Source extract:
◆ ◆ ◆ ◆ ◆

On Sun, 2007-06-24 at 18:13 -0400, Tim Boyer wrote:
I'm running 2.0.0, and the docs say that
The sender can specify the timezone of the messages. If the incoming message includes a timezone it is associated with the message. Otherwise, the local timezone is assumed.
I'm not specifying any timezone, but I'm seeing a bunch of messages stamped UTC mixed in with EDT, which makes the log a bit... weird:
Jun 24 21:38:01 tolstoy.denmantire.com sshd[7949]: Connection closed by 192.168 Jun 24 17:40:01 tolstoy.denmantire.com crond[7987]: (root) CMD (/usr/lib/sa/sa1 Jun 24 21:43:01 tolstoy.denmantire.com sshd[7994]: Connection closed by 192.168 Jun 24 17:44:34 tolstoy.denmantire.com syslog-ng[11618]: Log statistics; droppe Jun 24 21:48:02 tolstoy.denmantire.com sshd[8036]: Connection closed by 192.168 Jun 24 17:50:01 tolstoy.denmantire.com crond[8082]: (root) CMD (/usr/lib/sa/sa1 Jun 24 21:53:03 tolstoy.denmantire.com sshd[8107]: Connection closed by 192.168
This is probably an SSHD bug as someone else already pointed out.

◆ ◆ ◆ ◆ ◆

Entries supplied:
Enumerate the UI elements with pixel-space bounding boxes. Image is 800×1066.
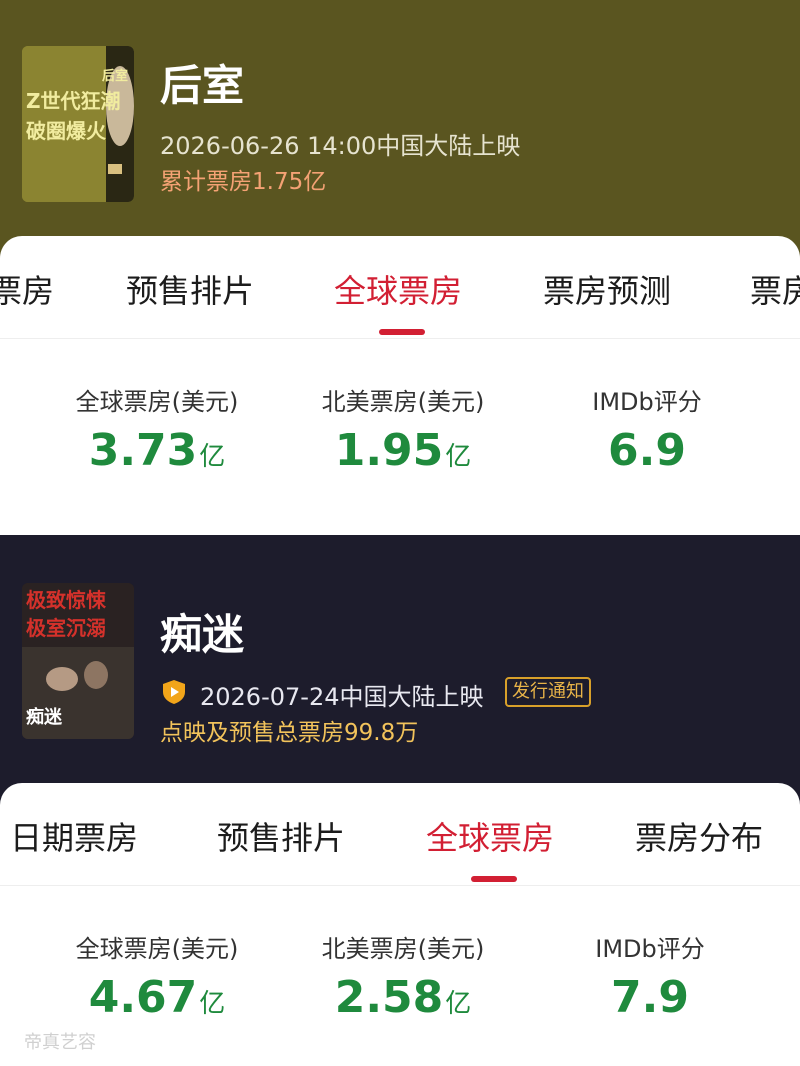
tab-global-box-office[interactable]: 全球票房 [334, 266, 462, 312]
poster-text-2: 极室沉溺 [26, 616, 106, 640]
tab-box-office-distribution[interactable]: 票房分布 [635, 813, 763, 859]
tab-presale-schedule[interactable]: 预售排片 [126, 266, 254, 312]
movie-title[interactable]: 痴迷 [160, 601, 244, 662]
poster-text-2: 破圈爆火 [26, 119, 107, 143]
movie-card-obsession[interactable]: 极致惊悚 极室沉溺 痴迷 痴迷 2026-07-24中国大陆上映 发行通知 点映… [0, 535, 800, 1066]
watermark: 帝真艺容 [24, 1032, 96, 1053]
poster-text-1: 极致惊悚 [26, 588, 107, 612]
stat-number: 3.73 [88, 425, 198, 476]
tab-bar: 日期票房 预售排片 全球票房 票房分布 [0, 783, 800, 886]
release-date: 2026-07-24中国大陆上映 [200, 683, 484, 711]
tab-daily-box-office[interactable]: 日期票房 [10, 813, 138, 859]
tab-box-office-more[interactable]: 票房 [750, 266, 800, 312]
stat-number: 2.58 [334, 972, 444, 1023]
stat-imdb-rating: IMDb评分 7.9 [530, 929, 770, 1023]
stat-label: 北美票房(美元) [321, 935, 485, 963]
stat-unit: 亿 [445, 442, 472, 472]
poster-text-3: 后室 [102, 68, 128, 84]
stats-card: 日期票房 预售排片 全球票房 票房分布 全球票房(美元) 4.67亿 北美票房(… [0, 783, 800, 1066]
movie-poster[interactable]: Z世代狂潮 破圈爆火 后室 [22, 46, 134, 202]
active-tab-indicator [379, 329, 425, 335]
stat-value: 7.9 [530, 972, 770, 1023]
stat-label: IMDb评分 [592, 388, 702, 416]
poster-image: 极致惊悚 极室沉溺 痴迷 [22, 583, 134, 739]
shield-play-icon [163, 680, 185, 704]
stat-number: 1.95 [334, 425, 444, 476]
stat-value: 6.9 [527, 425, 767, 476]
stat-label: IMDb评分 [595, 935, 705, 963]
movie-card-backrooms[interactable]: Z世代狂潮 破圈爆火 后室 后室 2026-06-26 14:00中国大陆上映 … [0, 0, 800, 535]
stat-value: 2.58亿 [283, 972, 523, 1023]
tab-box-office[interactable]: 票房 [0, 266, 54, 312]
movie-title[interactable]: 后室 [160, 52, 244, 113]
stat-value: 1.95亿 [283, 425, 523, 476]
poster-text-3: 痴迷 [26, 706, 63, 728]
stat-unit: 亿 [199, 442, 226, 472]
stat-number: 7.9 [611, 972, 689, 1023]
stat-global-box-office: 全球票房(美元) 3.73亿 [37, 382, 277, 476]
tab-presale-schedule[interactable]: 预售排片 [217, 813, 345, 859]
tab-bar: 票房 预售排片 全球票房 票房预测 票房 [0, 236, 800, 339]
tab-global-box-office[interactable]: 全球票房 [426, 813, 554, 859]
stat-number: 4.67 [88, 972, 198, 1023]
stats-card: 票房 预售排片 全球票房 票房预测 票房 全球票房(美元) 3.73亿 北美票房… [0, 236, 800, 535]
stat-label: 全球票房(美元) [75, 935, 239, 963]
cumulative-box-office: 累计票房1.75亿 [160, 169, 327, 195]
release-notice-badge[interactable]: 发行通知 [505, 677, 591, 707]
stat-value: 3.73亿 [37, 425, 277, 476]
stat-label: 北美票房(美元) [321, 388, 485, 416]
presale-box-office: 点映及预售总票房99.8万 [160, 720, 419, 746]
poster-text-1: Z世代狂潮 [26, 89, 121, 113]
stat-unit: 亿 [199, 989, 226, 1019]
stat-north-america-box-office: 北美票房(美元) 2.58亿 [283, 929, 523, 1023]
stat-number: 6.9 [608, 425, 686, 476]
stat-value: 4.67亿 [37, 972, 277, 1023]
stat-unit: 亿 [445, 989, 472, 1019]
stat-imdb-rating: IMDb评分 6.9 [527, 382, 767, 476]
stat-global-box-office: 全球票房(美元) 4.67亿 [37, 929, 277, 1023]
movie-poster[interactable]: 极致惊悚 极室沉溺 痴迷 [22, 583, 134, 739]
tab-box-office-forecast[interactable]: 票房预测 [543, 266, 671, 312]
release-date: 2026-06-26 14:00中国大陆上映 [160, 132, 521, 160]
stat-north-america-box-office: 北美票房(美元) 1.95亿 [283, 382, 523, 476]
stat-label: 全球票房(美元) [75, 388, 239, 416]
active-tab-indicator [471, 876, 517, 882]
poster-image: Z世代狂潮 破圈爆火 后室 [22, 46, 134, 202]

◆ ◆ ◆ ◆ ◆

Actions to take:
1) According to the syslog-ng message, which two timezones appear mixed together in the log?
2) Write out the syslog-ng message word for word from "On Sun, 2007-06-24" to "timezone is assumed.".
Answer using only the syslog-ng message, not the records.

Answers to the exercise:
1) UTC and EDT.

2)
On Sun, 2007-06-24 at 18:13 -0400, Tim Boyer wrote:
I'm running 2.0.0, and the docs say that
The sender can specify the timezone of the messages. If the incoming message includes a timezone it is associated with the message. Otherwise, the local timezone is assumed.